*Uit te voeren taak:*
Neem de regels letterlijk over, te beginnen bij de regel met "For every button, label, input, icon, or" en doorlopend tot en met de regel met "bar: [599, 355, 614, 366]". Laat de afbeeldingen in je antwoord weg.

*Te verwerken materiaal:*
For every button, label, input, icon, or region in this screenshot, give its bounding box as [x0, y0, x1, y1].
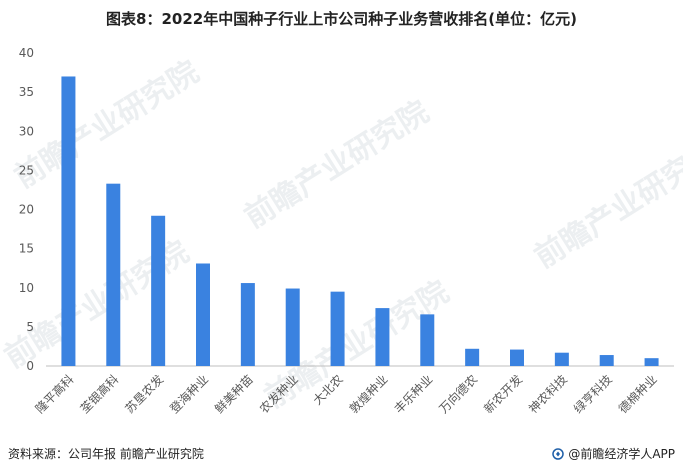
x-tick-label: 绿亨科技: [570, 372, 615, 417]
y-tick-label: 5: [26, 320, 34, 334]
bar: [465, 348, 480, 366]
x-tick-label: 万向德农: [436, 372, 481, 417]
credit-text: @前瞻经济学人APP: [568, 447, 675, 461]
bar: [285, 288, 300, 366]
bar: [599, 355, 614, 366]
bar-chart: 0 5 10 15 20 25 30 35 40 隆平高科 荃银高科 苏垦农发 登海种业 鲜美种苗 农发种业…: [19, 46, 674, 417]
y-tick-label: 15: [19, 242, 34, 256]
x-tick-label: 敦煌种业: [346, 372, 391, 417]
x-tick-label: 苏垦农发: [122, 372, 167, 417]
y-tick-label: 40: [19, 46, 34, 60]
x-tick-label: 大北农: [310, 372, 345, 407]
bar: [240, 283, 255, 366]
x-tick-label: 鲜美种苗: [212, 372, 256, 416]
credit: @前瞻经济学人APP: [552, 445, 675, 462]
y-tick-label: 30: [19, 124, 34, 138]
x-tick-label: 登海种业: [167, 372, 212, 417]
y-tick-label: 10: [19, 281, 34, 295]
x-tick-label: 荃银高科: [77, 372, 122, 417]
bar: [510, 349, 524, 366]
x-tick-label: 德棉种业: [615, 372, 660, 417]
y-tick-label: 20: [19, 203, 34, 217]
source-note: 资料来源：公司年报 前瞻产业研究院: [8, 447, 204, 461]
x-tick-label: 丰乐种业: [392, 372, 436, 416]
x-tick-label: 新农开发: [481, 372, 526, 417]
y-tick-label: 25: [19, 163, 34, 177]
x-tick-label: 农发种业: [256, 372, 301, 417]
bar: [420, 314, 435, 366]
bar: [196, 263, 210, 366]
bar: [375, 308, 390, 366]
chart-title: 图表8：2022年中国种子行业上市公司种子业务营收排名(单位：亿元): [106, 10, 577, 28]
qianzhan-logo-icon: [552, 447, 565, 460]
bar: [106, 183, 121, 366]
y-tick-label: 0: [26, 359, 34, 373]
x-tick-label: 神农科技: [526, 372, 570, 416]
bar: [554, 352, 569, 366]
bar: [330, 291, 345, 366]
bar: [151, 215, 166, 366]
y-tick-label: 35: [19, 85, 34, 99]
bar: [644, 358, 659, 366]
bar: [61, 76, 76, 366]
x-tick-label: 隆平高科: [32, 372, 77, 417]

* * *

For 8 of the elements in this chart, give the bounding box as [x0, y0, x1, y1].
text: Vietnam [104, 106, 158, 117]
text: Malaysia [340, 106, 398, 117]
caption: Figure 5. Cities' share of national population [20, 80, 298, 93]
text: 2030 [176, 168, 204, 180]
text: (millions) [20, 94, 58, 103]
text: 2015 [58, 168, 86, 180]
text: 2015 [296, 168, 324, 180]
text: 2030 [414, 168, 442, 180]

*De uitvoer:*
For every button, label, input, icon, or region in this screenshot, give its bounding box as [x0, y0, x1, y1].
x-tick-label: 绿亨科技: [570, 372, 615, 417]
y-tick-label: 5: [26, 320, 34, 334]
bar: [465, 348, 480, 366]
x-tick-label: 万向德农: [436, 372, 481, 417]
credit-text: @前瞻经济学人APP: [568, 447, 675, 461]
bar: [285, 288, 300, 366]
bar: [599, 355, 614, 366]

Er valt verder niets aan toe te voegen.